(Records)
"""
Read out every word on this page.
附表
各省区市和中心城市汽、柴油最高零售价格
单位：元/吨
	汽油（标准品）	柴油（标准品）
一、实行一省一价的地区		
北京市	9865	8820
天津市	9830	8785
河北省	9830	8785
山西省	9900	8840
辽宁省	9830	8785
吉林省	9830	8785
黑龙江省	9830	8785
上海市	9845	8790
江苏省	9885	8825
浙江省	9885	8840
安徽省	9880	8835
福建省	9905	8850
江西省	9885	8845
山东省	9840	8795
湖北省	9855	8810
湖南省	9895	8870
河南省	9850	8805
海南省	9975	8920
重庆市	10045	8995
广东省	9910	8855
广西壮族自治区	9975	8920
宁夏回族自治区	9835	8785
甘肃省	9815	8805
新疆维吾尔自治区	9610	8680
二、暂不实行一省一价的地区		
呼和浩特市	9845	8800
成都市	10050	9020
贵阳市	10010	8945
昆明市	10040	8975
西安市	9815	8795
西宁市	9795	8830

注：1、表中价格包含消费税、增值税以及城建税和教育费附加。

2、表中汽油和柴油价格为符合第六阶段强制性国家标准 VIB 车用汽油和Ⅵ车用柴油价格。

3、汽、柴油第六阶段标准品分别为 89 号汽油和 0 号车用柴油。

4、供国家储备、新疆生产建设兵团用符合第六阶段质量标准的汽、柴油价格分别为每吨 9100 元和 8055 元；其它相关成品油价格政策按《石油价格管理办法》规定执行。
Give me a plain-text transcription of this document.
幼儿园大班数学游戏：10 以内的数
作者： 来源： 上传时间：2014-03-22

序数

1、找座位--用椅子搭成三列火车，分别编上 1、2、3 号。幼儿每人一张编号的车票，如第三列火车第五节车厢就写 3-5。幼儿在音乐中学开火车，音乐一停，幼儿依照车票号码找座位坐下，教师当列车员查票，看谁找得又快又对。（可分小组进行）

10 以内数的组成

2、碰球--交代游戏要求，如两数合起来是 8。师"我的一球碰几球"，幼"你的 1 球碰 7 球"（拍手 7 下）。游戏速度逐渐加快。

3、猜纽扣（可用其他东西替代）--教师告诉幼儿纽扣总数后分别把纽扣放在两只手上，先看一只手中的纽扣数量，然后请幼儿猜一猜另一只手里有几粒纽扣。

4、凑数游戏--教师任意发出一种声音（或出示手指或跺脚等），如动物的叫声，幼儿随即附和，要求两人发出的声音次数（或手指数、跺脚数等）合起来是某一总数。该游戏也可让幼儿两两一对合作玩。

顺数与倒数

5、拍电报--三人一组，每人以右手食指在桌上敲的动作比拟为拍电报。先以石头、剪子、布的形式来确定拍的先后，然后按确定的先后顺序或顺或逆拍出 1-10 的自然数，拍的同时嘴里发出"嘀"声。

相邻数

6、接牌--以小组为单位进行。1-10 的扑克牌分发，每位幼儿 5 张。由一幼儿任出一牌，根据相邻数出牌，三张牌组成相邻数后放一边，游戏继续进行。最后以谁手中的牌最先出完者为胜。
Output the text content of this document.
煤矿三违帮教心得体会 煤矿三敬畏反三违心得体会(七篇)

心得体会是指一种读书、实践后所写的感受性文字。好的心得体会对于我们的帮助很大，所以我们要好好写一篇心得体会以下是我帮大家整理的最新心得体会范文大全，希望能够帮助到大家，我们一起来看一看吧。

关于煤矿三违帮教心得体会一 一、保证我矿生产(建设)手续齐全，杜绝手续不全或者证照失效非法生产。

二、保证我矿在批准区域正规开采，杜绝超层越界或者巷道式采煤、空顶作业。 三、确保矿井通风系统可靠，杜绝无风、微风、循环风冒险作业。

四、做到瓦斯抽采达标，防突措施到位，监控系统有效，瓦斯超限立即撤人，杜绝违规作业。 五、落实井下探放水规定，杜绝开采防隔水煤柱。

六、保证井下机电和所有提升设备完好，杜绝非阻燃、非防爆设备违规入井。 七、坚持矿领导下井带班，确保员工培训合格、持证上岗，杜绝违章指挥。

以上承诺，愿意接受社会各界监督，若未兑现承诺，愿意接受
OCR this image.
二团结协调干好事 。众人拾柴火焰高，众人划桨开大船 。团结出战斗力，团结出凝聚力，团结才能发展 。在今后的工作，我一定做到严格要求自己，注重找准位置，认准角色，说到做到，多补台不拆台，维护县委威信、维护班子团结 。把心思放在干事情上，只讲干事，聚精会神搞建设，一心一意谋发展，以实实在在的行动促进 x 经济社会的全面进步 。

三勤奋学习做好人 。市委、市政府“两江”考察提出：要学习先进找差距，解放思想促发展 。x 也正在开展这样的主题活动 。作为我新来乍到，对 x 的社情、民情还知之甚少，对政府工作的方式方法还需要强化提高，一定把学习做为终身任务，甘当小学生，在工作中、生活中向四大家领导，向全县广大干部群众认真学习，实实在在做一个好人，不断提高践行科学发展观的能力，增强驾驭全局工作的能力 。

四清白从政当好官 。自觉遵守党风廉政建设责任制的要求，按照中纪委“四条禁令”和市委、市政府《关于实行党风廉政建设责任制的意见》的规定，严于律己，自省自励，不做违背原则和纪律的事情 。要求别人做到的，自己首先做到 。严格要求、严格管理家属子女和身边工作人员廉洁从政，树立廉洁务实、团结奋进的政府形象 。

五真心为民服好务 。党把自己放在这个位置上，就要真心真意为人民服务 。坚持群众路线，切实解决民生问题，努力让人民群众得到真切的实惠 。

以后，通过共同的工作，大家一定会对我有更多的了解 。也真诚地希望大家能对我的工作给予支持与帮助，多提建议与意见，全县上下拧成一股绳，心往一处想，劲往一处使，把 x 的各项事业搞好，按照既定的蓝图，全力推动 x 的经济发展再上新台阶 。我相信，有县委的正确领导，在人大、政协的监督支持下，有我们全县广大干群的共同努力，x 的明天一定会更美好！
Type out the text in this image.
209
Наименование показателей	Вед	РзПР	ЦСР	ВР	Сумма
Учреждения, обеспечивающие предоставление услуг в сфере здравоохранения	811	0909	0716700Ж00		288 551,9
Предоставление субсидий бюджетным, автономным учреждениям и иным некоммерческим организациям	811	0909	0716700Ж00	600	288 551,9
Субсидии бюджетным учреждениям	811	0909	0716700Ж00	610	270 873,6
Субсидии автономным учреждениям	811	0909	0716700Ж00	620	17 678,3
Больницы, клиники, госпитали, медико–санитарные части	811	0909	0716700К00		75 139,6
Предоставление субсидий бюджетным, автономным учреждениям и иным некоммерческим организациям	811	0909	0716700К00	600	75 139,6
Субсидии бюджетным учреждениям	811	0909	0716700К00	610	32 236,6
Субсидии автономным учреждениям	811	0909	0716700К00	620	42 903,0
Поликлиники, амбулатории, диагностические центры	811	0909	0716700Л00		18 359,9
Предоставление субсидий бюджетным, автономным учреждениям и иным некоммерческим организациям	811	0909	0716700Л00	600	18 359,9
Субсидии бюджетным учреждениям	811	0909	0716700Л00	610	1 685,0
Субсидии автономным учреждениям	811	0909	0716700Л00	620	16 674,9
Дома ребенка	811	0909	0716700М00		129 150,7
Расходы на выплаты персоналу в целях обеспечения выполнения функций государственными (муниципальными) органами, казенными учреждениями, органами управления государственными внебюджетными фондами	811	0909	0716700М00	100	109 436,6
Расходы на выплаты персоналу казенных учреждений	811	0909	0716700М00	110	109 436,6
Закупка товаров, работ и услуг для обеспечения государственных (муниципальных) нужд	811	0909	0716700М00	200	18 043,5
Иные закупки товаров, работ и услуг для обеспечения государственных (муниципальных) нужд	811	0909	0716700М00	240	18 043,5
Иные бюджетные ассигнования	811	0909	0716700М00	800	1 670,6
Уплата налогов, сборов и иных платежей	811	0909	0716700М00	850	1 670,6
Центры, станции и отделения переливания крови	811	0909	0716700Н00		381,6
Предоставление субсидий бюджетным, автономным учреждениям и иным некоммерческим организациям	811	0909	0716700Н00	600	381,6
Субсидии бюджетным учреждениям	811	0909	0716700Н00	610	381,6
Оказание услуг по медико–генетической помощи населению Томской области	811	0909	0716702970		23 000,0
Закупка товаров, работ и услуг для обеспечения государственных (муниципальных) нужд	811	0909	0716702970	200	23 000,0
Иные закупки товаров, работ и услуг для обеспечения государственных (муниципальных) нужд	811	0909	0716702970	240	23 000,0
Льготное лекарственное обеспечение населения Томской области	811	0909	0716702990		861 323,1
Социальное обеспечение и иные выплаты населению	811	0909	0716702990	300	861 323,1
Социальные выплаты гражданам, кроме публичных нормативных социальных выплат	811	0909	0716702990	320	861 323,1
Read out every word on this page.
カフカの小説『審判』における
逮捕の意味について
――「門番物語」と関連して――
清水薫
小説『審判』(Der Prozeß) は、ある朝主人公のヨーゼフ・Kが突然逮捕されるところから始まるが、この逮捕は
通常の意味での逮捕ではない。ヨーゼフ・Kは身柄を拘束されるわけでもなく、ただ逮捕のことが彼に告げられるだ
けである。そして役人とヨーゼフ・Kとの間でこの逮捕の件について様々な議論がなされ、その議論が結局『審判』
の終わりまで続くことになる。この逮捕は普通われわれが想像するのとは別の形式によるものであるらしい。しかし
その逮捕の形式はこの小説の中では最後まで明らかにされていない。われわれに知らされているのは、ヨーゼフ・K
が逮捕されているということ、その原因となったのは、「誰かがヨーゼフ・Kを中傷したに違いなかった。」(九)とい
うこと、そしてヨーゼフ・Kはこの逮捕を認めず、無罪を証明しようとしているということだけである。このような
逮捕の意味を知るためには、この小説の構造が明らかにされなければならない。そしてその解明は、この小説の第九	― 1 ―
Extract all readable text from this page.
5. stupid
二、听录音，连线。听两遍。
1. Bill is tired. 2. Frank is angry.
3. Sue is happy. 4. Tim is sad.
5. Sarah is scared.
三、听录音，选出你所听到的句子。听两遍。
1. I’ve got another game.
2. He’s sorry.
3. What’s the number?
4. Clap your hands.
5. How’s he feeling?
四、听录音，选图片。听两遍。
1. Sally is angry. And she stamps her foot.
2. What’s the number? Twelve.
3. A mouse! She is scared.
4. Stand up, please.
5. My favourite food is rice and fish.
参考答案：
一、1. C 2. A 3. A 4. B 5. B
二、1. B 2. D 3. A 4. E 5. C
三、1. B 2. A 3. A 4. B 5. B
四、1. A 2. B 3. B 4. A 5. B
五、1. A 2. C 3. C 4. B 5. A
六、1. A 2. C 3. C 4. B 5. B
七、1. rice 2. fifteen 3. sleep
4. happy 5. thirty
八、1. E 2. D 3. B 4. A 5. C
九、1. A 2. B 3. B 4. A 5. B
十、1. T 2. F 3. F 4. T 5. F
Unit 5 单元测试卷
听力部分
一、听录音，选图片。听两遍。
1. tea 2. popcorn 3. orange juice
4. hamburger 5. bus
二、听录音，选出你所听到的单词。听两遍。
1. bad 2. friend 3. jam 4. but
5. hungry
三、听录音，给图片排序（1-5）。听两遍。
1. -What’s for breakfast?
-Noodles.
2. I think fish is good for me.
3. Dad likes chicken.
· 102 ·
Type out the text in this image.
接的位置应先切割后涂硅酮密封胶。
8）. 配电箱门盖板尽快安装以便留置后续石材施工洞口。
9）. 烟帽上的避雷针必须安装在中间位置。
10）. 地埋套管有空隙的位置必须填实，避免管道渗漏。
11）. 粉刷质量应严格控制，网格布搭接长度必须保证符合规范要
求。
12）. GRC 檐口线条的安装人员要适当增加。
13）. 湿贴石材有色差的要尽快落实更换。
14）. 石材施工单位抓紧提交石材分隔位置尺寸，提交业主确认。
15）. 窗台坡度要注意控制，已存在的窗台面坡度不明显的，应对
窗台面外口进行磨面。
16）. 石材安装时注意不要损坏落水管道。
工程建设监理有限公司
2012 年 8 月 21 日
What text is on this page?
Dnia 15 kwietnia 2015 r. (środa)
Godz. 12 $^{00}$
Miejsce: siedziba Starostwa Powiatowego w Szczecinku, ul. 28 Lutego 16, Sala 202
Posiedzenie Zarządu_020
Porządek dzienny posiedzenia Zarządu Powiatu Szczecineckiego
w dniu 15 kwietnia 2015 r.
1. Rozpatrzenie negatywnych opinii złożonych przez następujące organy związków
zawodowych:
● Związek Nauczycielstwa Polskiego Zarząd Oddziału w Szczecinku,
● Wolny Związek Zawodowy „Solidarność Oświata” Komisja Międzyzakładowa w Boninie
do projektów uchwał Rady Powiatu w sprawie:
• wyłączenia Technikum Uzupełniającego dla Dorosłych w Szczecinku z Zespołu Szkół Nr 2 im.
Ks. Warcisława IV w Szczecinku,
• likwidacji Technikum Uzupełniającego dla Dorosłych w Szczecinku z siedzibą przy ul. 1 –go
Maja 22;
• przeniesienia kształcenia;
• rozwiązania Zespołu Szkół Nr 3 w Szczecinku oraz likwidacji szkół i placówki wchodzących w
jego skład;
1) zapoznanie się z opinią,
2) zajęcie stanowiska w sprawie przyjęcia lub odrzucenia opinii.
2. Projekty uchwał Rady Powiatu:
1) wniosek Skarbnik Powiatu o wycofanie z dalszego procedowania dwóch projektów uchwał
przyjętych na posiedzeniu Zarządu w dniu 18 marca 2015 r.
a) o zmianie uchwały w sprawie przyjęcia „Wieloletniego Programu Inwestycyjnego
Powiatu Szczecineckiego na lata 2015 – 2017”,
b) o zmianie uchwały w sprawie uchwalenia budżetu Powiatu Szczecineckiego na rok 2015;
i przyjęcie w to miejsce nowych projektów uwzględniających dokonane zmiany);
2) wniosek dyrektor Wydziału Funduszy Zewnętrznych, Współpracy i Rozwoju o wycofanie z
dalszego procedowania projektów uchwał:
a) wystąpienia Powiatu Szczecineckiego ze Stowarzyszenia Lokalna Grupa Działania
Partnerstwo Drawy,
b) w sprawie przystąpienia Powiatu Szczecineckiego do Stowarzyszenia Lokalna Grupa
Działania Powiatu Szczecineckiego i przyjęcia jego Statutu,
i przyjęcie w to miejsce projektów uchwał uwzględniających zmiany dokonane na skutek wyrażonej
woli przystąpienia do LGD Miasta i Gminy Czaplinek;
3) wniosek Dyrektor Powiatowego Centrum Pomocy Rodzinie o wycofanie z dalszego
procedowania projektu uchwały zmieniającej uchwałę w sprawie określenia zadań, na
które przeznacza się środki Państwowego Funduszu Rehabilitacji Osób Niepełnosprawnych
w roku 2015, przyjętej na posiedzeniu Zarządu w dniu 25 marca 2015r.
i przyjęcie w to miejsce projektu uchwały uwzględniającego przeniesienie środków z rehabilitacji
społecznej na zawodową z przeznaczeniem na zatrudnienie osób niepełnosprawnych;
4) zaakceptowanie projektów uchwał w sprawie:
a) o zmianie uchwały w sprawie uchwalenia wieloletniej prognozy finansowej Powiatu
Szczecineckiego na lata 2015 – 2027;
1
"""
**Short task:** Show all lines above holding "projektów".

**Answer for this exercise:**
do projektów uchwał Rady Powiatu w sprawie:
1) wniosek Skarbnik Powiatu o wycofanie z dalszego procedowania dwóch projektów uchwał
i przyjęcie w to miejsce nowych projektów uwzględniających dokonane zmiany);
dalszego procedowania projektów uchwał:
i przyjęcie w to miejsce projektów uchwał uwzględniających zmiany dokonane na skutek wyrażonej
4) zaakceptowanie projektów uchwał w sprawie:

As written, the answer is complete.